- **Task goal**: Which lines in the records below contain the word "ylabel"? Copy each one out.

- **The data**:
>>>>>

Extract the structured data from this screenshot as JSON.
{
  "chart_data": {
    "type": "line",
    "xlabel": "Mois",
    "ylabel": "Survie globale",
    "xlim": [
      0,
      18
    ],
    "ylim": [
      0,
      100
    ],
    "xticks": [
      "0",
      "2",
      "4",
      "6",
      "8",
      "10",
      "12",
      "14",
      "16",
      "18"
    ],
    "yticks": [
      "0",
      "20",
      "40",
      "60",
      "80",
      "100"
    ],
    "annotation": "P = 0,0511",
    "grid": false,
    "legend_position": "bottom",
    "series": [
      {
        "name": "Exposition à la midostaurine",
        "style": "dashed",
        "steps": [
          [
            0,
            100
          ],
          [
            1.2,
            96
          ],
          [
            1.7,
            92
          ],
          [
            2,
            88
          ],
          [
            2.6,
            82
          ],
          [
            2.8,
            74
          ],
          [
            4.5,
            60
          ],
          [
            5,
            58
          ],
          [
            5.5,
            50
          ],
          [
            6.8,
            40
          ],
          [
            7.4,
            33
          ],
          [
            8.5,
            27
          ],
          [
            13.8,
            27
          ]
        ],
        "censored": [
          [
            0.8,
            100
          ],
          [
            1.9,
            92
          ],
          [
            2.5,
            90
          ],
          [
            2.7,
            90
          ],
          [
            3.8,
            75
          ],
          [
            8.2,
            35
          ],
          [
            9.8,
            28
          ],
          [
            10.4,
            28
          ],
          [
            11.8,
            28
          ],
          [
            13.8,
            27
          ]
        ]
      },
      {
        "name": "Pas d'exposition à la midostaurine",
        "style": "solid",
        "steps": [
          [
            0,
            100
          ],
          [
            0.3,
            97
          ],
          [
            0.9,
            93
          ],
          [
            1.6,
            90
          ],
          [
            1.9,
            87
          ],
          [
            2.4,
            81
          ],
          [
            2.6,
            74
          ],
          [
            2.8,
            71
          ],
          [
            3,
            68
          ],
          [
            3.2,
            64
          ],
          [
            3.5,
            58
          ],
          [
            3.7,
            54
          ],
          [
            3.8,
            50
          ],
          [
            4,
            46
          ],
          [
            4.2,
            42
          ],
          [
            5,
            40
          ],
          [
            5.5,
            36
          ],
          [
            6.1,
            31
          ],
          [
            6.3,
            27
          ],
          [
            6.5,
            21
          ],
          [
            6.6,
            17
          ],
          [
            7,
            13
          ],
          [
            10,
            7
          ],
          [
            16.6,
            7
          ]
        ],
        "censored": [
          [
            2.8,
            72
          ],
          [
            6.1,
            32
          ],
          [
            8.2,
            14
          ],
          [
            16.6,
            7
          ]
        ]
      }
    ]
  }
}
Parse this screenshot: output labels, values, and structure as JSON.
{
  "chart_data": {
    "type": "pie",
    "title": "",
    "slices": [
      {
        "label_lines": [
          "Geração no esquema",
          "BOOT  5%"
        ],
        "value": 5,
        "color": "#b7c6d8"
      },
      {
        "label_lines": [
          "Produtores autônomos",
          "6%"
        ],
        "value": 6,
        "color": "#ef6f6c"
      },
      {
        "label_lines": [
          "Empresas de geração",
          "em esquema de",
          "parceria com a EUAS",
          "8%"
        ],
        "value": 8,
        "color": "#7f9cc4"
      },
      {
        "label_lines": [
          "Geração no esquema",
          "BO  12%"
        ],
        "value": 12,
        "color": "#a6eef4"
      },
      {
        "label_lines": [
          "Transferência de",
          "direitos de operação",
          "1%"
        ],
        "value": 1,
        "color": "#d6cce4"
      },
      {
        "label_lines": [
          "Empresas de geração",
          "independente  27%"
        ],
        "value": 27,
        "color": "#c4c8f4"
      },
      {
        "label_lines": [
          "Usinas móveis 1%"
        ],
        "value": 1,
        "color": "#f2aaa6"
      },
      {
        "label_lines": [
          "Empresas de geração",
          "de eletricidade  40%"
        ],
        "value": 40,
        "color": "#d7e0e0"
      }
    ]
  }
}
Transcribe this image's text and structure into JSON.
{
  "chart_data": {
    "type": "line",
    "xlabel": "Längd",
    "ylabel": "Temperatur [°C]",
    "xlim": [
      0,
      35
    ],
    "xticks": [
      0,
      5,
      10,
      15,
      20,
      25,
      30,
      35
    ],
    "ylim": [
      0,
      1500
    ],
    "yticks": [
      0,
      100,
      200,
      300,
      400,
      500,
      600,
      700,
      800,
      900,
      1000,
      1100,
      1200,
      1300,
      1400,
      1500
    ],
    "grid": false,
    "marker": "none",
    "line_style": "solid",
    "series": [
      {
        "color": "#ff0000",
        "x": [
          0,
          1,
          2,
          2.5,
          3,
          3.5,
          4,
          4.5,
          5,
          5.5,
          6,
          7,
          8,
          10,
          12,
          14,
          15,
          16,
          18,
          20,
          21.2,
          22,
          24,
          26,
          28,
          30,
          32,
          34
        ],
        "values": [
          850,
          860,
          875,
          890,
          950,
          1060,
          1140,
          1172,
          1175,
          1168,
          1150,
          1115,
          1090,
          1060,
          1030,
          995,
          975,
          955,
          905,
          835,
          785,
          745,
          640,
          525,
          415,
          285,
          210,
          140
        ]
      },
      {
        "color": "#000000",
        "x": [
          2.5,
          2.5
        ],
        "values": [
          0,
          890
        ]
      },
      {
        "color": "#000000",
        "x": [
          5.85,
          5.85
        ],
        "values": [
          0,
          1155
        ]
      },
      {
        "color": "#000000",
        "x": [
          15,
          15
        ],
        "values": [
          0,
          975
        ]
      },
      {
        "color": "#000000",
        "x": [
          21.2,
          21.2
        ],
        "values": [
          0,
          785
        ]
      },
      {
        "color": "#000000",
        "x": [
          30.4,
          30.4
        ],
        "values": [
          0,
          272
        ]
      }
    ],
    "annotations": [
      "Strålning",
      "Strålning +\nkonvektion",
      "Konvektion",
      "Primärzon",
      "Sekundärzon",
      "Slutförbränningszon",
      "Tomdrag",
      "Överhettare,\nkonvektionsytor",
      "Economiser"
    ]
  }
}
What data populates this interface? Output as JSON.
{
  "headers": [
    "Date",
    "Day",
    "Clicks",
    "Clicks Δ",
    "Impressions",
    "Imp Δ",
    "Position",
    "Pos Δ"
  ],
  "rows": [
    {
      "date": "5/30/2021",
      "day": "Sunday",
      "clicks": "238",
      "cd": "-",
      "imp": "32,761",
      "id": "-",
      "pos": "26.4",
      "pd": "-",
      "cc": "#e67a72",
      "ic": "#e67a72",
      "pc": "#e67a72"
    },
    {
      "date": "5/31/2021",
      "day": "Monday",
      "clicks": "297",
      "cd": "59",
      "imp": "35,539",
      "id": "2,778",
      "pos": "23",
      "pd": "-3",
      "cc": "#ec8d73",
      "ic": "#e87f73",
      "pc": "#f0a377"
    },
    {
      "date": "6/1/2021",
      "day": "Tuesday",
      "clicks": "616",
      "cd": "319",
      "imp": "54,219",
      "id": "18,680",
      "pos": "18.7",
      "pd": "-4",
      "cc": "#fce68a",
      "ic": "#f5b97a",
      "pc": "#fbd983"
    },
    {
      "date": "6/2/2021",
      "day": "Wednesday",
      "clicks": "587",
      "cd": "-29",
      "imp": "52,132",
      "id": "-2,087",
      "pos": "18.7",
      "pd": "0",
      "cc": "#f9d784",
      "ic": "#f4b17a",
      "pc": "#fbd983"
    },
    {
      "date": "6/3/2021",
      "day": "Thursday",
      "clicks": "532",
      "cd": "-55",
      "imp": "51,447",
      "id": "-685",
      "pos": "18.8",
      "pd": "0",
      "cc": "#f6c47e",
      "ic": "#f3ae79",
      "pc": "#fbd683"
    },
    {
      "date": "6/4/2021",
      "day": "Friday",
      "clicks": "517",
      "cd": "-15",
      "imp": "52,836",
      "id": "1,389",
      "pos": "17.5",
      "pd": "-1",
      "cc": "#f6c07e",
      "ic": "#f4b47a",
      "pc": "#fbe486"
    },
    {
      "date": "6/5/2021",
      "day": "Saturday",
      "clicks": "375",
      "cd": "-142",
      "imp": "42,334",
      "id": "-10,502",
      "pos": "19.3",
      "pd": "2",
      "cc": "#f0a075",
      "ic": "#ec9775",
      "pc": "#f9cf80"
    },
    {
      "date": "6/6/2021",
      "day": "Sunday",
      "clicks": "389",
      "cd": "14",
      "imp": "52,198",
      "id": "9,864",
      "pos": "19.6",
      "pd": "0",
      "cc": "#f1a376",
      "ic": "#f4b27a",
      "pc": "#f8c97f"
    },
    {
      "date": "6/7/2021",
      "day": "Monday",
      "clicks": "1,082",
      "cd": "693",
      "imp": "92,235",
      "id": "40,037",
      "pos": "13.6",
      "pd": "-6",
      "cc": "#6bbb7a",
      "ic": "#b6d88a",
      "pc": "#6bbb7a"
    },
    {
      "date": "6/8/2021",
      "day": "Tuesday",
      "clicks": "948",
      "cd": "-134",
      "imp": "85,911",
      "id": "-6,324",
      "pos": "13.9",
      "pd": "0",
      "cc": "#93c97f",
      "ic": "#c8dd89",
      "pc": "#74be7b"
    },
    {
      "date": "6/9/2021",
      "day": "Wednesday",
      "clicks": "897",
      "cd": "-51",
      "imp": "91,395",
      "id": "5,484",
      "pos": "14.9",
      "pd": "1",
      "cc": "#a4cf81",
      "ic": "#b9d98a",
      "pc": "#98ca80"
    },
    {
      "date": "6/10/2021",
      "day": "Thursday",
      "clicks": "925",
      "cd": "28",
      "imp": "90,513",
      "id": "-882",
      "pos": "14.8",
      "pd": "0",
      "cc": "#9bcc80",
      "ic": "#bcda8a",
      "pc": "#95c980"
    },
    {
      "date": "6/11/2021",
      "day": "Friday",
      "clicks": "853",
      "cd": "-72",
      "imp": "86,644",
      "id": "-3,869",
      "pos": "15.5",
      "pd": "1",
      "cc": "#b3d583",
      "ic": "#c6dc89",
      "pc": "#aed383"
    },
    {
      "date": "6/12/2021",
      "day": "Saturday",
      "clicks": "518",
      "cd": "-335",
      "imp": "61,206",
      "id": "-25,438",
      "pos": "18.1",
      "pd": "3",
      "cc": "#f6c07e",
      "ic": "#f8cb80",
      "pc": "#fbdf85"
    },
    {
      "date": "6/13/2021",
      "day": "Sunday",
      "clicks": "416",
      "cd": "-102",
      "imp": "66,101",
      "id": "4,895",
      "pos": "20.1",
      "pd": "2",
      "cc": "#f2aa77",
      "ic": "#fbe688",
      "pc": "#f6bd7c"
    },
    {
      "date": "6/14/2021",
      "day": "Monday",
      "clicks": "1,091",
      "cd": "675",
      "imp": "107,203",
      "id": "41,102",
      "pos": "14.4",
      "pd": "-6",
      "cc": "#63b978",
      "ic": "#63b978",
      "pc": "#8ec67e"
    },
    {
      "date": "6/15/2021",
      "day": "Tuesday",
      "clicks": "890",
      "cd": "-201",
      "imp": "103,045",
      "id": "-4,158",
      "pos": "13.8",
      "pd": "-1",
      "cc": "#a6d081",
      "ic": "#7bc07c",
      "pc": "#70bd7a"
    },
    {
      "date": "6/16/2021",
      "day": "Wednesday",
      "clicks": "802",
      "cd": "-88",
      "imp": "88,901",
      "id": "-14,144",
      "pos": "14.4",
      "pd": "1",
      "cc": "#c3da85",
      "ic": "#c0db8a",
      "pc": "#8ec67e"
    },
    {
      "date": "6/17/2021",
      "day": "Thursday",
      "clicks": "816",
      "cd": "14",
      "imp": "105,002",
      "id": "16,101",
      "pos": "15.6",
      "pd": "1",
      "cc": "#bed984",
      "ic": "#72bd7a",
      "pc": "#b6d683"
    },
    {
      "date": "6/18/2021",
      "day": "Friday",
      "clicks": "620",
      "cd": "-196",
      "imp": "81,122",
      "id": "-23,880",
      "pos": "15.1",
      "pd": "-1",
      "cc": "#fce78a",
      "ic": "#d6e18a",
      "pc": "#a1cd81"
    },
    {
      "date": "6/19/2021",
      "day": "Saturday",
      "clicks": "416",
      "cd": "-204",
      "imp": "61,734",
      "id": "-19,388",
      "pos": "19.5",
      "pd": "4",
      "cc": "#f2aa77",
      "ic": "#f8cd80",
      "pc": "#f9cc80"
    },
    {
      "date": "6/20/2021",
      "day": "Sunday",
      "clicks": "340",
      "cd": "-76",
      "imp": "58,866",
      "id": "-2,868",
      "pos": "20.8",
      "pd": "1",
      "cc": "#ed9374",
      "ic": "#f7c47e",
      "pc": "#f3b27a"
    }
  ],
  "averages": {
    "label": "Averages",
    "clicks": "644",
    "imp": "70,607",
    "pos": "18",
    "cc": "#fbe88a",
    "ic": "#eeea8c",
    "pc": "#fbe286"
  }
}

<<<<<

- **Full solution**:
    "ylabel": "Survie globale",
    "ylabel": "Temperatur [°C]",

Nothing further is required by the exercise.